Lines containing "SUGARS" should be pulled from the material below.
[[ DATA PROVIDED, beginning ]]
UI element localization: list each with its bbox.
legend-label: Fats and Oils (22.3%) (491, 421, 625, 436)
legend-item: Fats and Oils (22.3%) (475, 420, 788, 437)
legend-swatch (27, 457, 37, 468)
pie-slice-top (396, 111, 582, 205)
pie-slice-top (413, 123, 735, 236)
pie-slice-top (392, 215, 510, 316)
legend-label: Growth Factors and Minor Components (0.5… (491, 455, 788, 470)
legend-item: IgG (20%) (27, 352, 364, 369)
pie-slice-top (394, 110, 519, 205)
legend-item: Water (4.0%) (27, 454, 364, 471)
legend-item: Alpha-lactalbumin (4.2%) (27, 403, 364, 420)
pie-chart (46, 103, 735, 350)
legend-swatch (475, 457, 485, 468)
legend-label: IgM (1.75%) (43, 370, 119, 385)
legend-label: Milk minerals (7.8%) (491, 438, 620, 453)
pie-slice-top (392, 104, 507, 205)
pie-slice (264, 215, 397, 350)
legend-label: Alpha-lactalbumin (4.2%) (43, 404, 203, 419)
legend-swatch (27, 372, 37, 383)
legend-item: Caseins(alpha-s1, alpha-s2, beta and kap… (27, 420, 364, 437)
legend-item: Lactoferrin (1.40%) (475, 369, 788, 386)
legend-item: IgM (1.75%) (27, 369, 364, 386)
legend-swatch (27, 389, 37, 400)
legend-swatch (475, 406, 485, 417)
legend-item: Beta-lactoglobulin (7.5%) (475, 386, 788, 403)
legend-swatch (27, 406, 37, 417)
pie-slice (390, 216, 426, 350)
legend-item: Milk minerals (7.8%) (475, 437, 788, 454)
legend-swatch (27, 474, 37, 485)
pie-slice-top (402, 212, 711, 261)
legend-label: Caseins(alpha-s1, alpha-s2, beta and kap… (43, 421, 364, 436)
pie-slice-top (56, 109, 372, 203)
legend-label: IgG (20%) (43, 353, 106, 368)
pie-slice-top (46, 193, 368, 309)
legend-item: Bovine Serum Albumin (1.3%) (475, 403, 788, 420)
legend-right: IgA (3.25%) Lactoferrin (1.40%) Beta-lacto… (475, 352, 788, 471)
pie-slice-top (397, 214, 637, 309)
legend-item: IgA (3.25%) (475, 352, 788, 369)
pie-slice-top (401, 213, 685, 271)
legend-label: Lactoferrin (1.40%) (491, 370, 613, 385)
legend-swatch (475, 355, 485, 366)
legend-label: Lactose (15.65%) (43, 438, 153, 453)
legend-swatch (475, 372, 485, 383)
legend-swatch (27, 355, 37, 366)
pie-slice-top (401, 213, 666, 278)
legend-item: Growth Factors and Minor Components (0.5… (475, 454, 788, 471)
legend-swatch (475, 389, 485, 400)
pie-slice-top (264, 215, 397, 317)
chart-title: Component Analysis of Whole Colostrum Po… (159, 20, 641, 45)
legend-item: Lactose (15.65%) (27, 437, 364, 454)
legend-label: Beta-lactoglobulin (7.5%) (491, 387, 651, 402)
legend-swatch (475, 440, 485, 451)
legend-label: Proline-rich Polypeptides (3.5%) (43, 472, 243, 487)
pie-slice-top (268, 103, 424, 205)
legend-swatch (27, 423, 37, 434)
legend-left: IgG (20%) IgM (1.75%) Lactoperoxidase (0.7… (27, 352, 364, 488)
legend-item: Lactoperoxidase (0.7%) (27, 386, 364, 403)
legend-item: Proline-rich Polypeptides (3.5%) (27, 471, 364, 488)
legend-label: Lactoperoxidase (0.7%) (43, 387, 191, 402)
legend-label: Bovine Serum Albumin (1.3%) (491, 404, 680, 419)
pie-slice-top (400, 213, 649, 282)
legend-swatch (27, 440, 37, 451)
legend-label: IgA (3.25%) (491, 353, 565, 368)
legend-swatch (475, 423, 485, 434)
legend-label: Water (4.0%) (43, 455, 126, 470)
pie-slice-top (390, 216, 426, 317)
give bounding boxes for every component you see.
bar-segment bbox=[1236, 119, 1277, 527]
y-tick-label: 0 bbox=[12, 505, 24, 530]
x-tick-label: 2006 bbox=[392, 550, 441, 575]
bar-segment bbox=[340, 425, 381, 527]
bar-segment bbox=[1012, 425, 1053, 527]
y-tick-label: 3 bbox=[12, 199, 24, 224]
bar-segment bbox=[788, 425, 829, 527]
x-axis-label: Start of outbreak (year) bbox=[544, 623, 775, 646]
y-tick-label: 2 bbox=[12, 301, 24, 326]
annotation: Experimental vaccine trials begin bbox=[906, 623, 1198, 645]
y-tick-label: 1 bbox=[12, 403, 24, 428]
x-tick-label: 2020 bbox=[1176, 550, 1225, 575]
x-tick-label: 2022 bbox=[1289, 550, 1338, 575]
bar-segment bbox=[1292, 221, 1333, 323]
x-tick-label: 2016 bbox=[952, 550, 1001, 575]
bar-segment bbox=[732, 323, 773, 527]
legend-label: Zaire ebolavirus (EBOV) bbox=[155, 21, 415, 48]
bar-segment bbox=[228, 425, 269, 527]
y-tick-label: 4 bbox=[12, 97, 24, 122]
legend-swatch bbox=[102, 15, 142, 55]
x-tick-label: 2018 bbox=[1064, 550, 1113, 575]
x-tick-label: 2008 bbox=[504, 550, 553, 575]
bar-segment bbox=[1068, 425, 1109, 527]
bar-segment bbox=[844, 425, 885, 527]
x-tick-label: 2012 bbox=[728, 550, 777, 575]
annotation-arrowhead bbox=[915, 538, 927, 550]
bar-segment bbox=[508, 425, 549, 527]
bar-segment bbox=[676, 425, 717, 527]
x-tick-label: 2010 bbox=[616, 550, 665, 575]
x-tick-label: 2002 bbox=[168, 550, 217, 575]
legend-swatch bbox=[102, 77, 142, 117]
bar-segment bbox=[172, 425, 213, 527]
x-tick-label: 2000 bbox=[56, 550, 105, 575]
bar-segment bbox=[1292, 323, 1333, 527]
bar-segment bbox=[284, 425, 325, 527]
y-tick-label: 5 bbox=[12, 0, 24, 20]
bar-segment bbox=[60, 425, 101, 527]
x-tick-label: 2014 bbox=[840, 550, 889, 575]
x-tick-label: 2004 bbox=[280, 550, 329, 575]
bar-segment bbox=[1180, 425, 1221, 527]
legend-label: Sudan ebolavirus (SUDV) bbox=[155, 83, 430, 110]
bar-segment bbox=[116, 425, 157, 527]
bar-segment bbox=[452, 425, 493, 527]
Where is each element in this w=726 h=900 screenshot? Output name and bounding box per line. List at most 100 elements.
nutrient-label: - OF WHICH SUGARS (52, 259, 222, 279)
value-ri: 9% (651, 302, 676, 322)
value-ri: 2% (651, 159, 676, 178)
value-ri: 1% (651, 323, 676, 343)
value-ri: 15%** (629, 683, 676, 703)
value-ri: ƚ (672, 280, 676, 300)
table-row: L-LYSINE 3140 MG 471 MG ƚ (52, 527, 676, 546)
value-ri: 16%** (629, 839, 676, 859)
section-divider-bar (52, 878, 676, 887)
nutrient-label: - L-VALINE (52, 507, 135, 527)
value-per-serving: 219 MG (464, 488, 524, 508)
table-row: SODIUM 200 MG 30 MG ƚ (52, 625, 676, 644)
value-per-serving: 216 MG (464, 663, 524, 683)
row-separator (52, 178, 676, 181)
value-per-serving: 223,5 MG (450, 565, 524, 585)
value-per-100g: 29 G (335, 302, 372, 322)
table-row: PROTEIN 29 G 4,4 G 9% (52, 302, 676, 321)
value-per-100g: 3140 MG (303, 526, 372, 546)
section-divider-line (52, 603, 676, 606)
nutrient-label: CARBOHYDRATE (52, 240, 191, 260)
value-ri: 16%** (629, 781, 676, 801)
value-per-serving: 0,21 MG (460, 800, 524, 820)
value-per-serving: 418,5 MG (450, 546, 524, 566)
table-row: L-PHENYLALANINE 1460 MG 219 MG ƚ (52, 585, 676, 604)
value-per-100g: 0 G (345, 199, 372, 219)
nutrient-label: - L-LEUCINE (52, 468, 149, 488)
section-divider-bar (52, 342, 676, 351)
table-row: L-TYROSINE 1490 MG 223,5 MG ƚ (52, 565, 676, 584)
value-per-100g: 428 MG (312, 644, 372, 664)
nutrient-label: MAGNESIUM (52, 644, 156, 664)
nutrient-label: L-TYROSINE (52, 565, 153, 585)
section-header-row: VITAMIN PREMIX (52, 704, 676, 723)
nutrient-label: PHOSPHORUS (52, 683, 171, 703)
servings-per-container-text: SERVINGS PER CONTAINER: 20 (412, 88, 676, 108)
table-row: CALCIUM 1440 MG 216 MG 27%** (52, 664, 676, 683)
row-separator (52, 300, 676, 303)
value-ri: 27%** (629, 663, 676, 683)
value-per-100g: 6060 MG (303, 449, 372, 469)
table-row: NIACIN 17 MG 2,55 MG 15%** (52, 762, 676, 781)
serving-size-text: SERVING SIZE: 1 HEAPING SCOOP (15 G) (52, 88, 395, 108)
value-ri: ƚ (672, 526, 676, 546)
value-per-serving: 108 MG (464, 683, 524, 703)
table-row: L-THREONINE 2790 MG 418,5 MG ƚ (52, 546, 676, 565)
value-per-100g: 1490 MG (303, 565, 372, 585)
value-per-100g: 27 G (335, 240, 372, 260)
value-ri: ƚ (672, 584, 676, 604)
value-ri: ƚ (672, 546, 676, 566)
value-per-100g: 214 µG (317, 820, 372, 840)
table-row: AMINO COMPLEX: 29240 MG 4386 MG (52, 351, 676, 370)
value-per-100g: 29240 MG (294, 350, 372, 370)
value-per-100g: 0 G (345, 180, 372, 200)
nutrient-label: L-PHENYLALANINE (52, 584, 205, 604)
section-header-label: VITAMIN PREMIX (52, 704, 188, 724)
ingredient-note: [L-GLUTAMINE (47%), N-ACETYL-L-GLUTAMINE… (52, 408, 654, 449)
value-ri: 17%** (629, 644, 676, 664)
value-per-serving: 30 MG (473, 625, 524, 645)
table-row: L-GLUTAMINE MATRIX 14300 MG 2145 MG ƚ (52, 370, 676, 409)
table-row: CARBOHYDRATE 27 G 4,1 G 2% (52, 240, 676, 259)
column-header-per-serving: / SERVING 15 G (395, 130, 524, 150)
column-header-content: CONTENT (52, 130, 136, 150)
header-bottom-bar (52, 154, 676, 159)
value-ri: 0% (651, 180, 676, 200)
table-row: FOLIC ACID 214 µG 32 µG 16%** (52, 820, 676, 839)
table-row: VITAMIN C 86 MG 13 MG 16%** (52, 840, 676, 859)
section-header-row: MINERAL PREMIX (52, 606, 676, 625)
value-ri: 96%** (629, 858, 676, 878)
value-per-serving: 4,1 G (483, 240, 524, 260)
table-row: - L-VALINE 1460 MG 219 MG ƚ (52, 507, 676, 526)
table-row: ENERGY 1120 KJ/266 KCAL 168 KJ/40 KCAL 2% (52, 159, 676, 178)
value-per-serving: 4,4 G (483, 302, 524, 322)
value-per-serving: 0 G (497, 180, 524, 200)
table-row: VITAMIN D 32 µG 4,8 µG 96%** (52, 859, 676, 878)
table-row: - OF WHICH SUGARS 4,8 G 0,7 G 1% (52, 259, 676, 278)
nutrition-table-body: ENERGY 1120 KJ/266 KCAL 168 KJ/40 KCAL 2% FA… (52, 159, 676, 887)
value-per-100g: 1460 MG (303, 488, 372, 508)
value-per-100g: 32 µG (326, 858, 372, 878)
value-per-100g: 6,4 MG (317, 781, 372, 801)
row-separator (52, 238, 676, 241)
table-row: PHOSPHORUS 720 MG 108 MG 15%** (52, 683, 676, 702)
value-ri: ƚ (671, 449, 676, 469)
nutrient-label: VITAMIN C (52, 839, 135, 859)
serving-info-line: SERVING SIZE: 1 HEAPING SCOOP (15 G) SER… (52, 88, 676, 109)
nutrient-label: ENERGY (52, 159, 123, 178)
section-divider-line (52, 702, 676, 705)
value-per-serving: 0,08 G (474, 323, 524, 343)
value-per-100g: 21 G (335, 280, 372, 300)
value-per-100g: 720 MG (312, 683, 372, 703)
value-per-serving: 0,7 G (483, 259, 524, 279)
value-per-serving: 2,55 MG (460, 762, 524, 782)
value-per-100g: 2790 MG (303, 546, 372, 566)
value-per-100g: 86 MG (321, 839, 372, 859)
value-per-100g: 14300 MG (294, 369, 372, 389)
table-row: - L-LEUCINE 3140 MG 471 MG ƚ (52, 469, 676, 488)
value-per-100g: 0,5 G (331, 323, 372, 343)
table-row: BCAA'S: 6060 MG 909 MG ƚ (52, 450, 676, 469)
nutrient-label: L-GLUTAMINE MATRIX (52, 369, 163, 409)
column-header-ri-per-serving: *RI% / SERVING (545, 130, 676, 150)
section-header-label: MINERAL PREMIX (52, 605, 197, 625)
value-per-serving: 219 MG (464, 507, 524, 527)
[[ DATA PROVIDED, end ]]
OUTPUT OF THE EXERCISE:
nutrient-label: - OF WHICH SUGARS (52, 259, 222, 279)
table-row: - OF WHICH SUGARS 4,8 G 0,7 G 1% (52, 259, 676, 278)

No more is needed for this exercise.